**Your instructions:**
Pictures don't belong in the copy; print all the records exactly.

Stored data:

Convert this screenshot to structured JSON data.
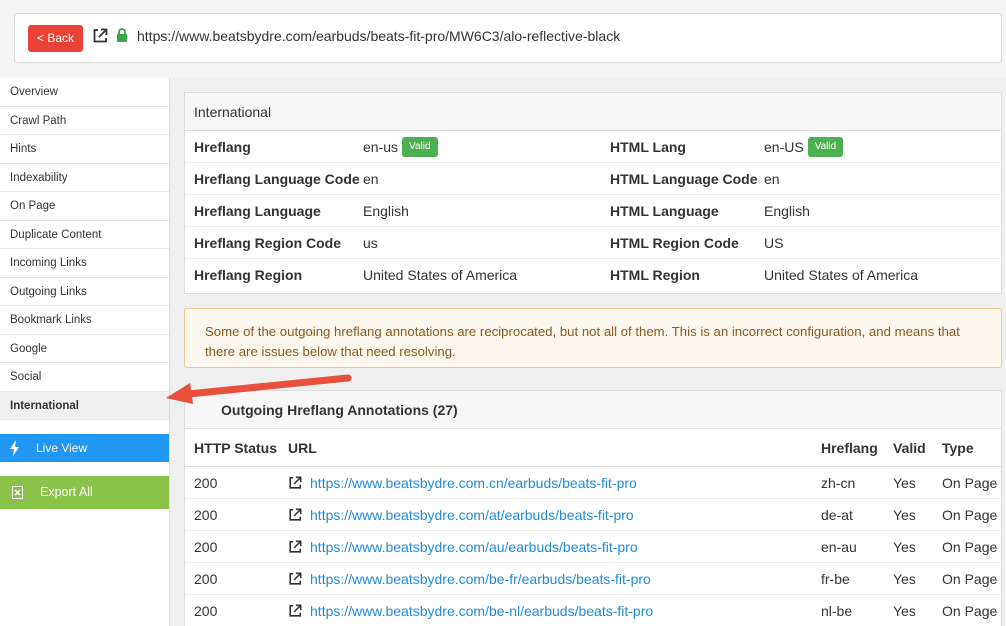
{
  "topbar": {
    "back_label": "< Back",
    "url": "https://www.beatsbydre.com/earbuds/beats-fit-pro/MW6C3/alo-reflective-black"
  },
  "sidebar": {
    "items": [
      {
        "label": "Overview"
      },
      {
        "label": "Crawl Path"
      },
      {
        "label": "Hints"
      },
      {
        "label": "Indexability"
      },
      {
        "label": "On Page"
      },
      {
        "label": "Duplicate Content"
      },
      {
        "label": "Incoming Links"
      },
      {
        "label": "Outgoing Links"
      },
      {
        "label": "Bookmark Links"
      },
      {
        "label": "Google"
      },
      {
        "label": "Social"
      },
      {
        "label": "International"
      }
    ],
    "live_view_label": "Live View",
    "export_all_label": "Export All"
  },
  "international": {
    "title": "International",
    "rows": [
      {
        "l1": "Hreflang",
        "v1": "en-us",
        "b1": "Valid",
        "l2": "HTML Lang",
        "v2": "en-US",
        "b2": "Valid"
      },
      {
        "l1": "Hreflang Language Code",
        "v1": "en",
        "l2": "HTML Language Code",
        "v2": "en"
      },
      {
        "l1": "Hreflang Language",
        "v1": "English",
        "l2": "HTML Language",
        "v2": "English"
      },
      {
        "l1": "Hreflang Region Code",
        "v1": "us",
        "l2": "HTML Region Code",
        "v2": "US"
      },
      {
        "l1": "Hreflang Region",
        "v1": "United States of America",
        "l2": "HTML Region",
        "v2": "United States of America"
      }
    ]
  },
  "warning": {
    "text": "Some of the outgoing hreflang annotations are reciprocated, but not all of them. This is an incorrect configuration, and means that there are issues below that need resolving."
  },
  "outgoing": {
    "title": "Outgoing Hreflang Annotations (27)",
    "headers": {
      "status": "HTTP Status",
      "url": "URL",
      "hreflang": "Hreflang",
      "valid": "Valid",
      "type": "Type"
    },
    "rows": [
      {
        "status": "200",
        "url": "https://www.beatsbydre.com.cn/earbuds/beats-fit-pro",
        "hreflang": "zh-cn",
        "valid": "Yes",
        "type": "On Page"
      },
      {
        "status": "200",
        "url": "https://www.beatsbydre.com/at/earbuds/beats-fit-pro",
        "hreflang": "de-at",
        "valid": "Yes",
        "type": "On Page"
      },
      {
        "status": "200",
        "url": "https://www.beatsbydre.com/au/earbuds/beats-fit-pro",
        "hreflang": "en-au",
        "valid": "Yes",
        "type": "On Page"
      },
      {
        "status": "200",
        "url": "https://www.beatsbydre.com/be-fr/earbuds/beats-fit-pro",
        "hreflang": "fr-be",
        "valid": "Yes",
        "type": "On Page"
      },
      {
        "status": "200",
        "url": "https://www.beatsbydre.com/be-nl/earbuds/beats-fit-pro",
        "hreflang": "nl-be",
        "valid": "Yes",
        "type": "On Page"
      }
    ]
  },
  "colors": {
    "back_button": "#ea4335",
    "live_view": "#2196f3",
    "export_all": "#8bc34a",
    "valid_badge": "#4caf50",
    "link": "#1f8dd6",
    "arrow": "#e8503c"
  }
}
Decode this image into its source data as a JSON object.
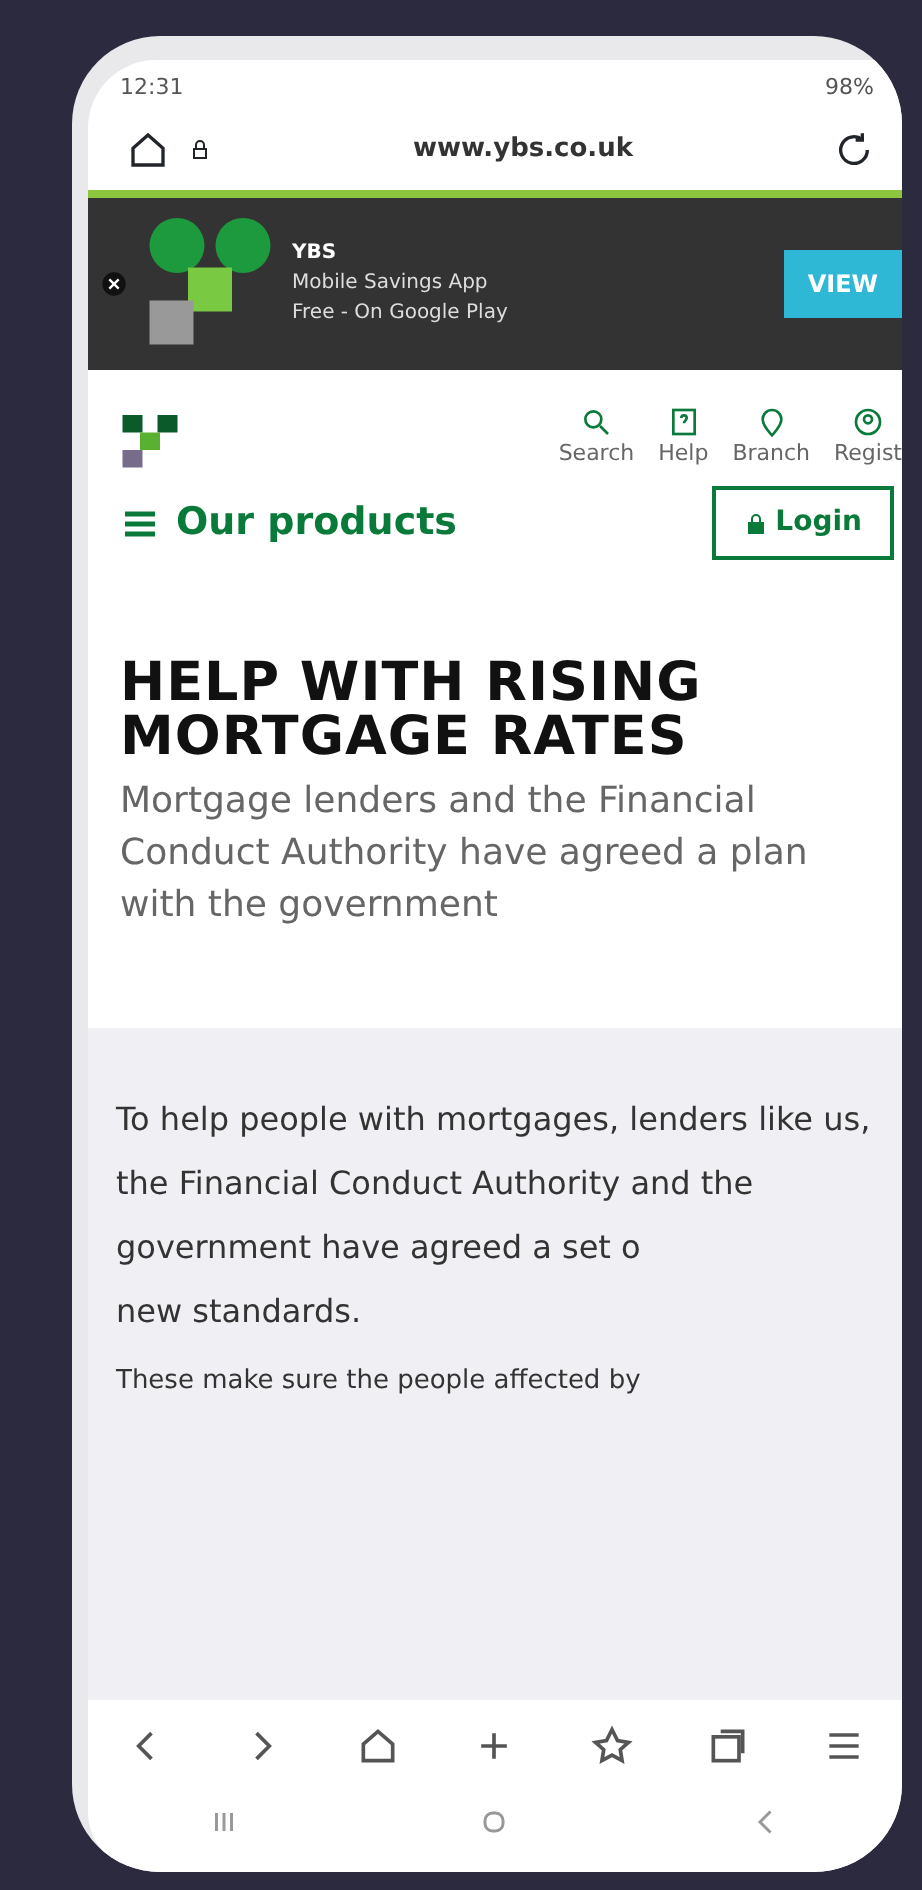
{
  "status_bar": {
    "time": "12:31",
    "battery": "98%"
  },
  "address_bar": {
    "url": "www.ybs.co.uk"
  },
  "app_banner": {
    "title": "YBS",
    "subtitle": "Mobile Savings App",
    "store": "Free - On Google Play",
    "button": "VIEW"
  },
  "header": {
    "links": [
      {
        "label": "Search",
        "kind": "search"
      },
      {
        "label": "Help",
        "kind": "help"
      },
      {
        "label": "Branch",
        "kind": "branch"
      },
      {
        "label": "Regist",
        "kind": "register"
      }
    ],
    "menu": "Our products",
    "login": "Login"
  },
  "hero": {
    "heading": "HELP WITH RISING MORTGAGE RATES",
    "text": "Mortgage lenders and the Financial Conduct Authority have agreed a plan with the government"
  },
  "article": {
    "paragraphs": [
      "To help people with mortgages, lenders like us, the Financial Conduct Authority and the government have agreed a set o",
      "new standards."
    ],
    "note": "These make sure the people affected by"
  }
}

**Written response:**
Convert this screenshot to structured JSON data.
{
  "topbar": {
    "back_label": "< Back",
    "url": "https://www.beatsbydre.com/earbuds/beats-fit-pro/MW6C3/alo-reflective-black"
  },
  "sidebar": {
    "items": [
      {
        "label": "Overview"
      },
      {
        "label": "Crawl Path"
      },
      {
        "label": "Hints"
      },
      {
        "label": "Indexability"
      },
      {
        "label": "On Page"
      },
      {
        "label": "Duplicate Content"
      },
      {
        "label": "Incoming Links"
      },
      {
        "label": "Outgoing Links"
      },
      {
        "label": "Bookmark Links"
      },
      {
        "label": "Google"
      },
      {
        "label": "Social"
      },
      {
        "label": "International"
      }
    ],
    "live_view_label": "Live View",
    "export_all_label": "Export All"
  },
  "international": {
    "title": "International",
    "rows": [
      {
        "l1": "Hreflang",
        "v1": "en-us",
        "b1": "Valid",
        "l2": "HTML Lang",
        "v2": "en-US",
        "b2": "Valid"
      },
      {
        "l1": "Hreflang Language Code",
        "v1": "en",
        "l2": "HTML Language Code",
        "v2": "en"
      },
      {
        "l1": "Hreflang Language",
        "v1": "English",
        "l2": "HTML Language",
        "v2": "English"
      },
      {
        "l1": "Hreflang Region Code",
        "v1": "us",
        "l2": "HTML Region Code",
        "v2": "US"
      },
      {
        "l1": "Hreflang Region",
        "v1": "United States of America",
        "l2": "HTML Region",
        "v2": "United States of America"
      }
    ]
  },
  "warning": {
    "text": "Some of the outgoing hreflang annotations are reciprocated, but not all of them. This is an incorrect configuration, and means that there are issues below that need resolving."
  },
  "outgoing": {
    "title": "Outgoing Hreflang Annotations (27)",
    "headers": {
      "status": "HTTP Status",
      "url": "URL",
      "hreflang": "Hreflang",
      "valid": "Valid",
      "type": "Type"
    },
    "rows": [
      {
        "status": "200",
        "url": "https://www.beatsbydre.com.cn/earbuds/beats-fit-pro",
        "hreflang": "zh-cn",
        "valid": "Yes",
        "type": "On Page"
      },
      {
        "status": "200",
        "url": "https://www.beatsbydre.com/at/earbuds/beats-fit-pro",
        "hreflang": "de-at",
        "valid": "Yes",
        "type": "On Page"
      },
      {
        "status": "200",
        "url": "https://www.beatsbydre.com/au/earbuds/beats-fit-pro",
        "hreflang": "en-au",
        "valid": "Yes",
        "type": "On Page"
      },
      {
        "status": "200",
        "url": "https://www.beatsbydre.com/be-fr/earbuds/beats-fit-pro",
        "hreflang": "fr-be",
        "valid": "Yes",
        "type": "On Page"
      },
      {
        "status": "200",
        "url": "https://www.beatsbydre.com/be-nl/earbuds/beats-fit-pro",
        "hreflang": "nl-be",
        "valid": "Yes",
        "type": "On Page"
      }
    ]
  },
  "colors": {
    "back_button": "#ea4335",
    "live_view": "#2196f3",
    "export_all": "#8bc34a",
    "valid_badge": "#4caf50",
    "link": "#1f8dd6",
    "arrow": "#e8503c"
  }
}
Decode this image into its source data as a JSON object.
{
  "status_bar": {
    "time": "12:31",
    "battery": "98%"
  },
  "address_bar": {
    "url": "www.ybs.co.uk"
  },
  "app_banner": {
    "title": "YBS",
    "subtitle": "Mobile Savings App",
    "store": "Free - On Google Play",
    "button": "VIEW"
  },
  "header": {
    "links": [
      {
        "label": "Search",
        "kind": "search"
      },
      {
        "label": "Help",
        "kind": "help"
      },
      {
        "label": "Branch",
        "kind": "branch"
      },
      {
        "label": "Regist",
        "kind": "register"
      }
    ],
    "menu": "Our products",
    "login": "Login"
  },
  "hero": {
    "heading": "HELP WITH RISING MORTGAGE RATES",
    "text": "Mortgage lenders and the Financial Conduct Authority have agreed a plan with the government"
  },
  "article": {
    "paragraphs": [
      "To help people with mortgages, lenders like us, the Financial Conduct Authority and the government have agreed a set o",
      "new standards."
    ],
    "note": "These make sure the people affected by"
  }
}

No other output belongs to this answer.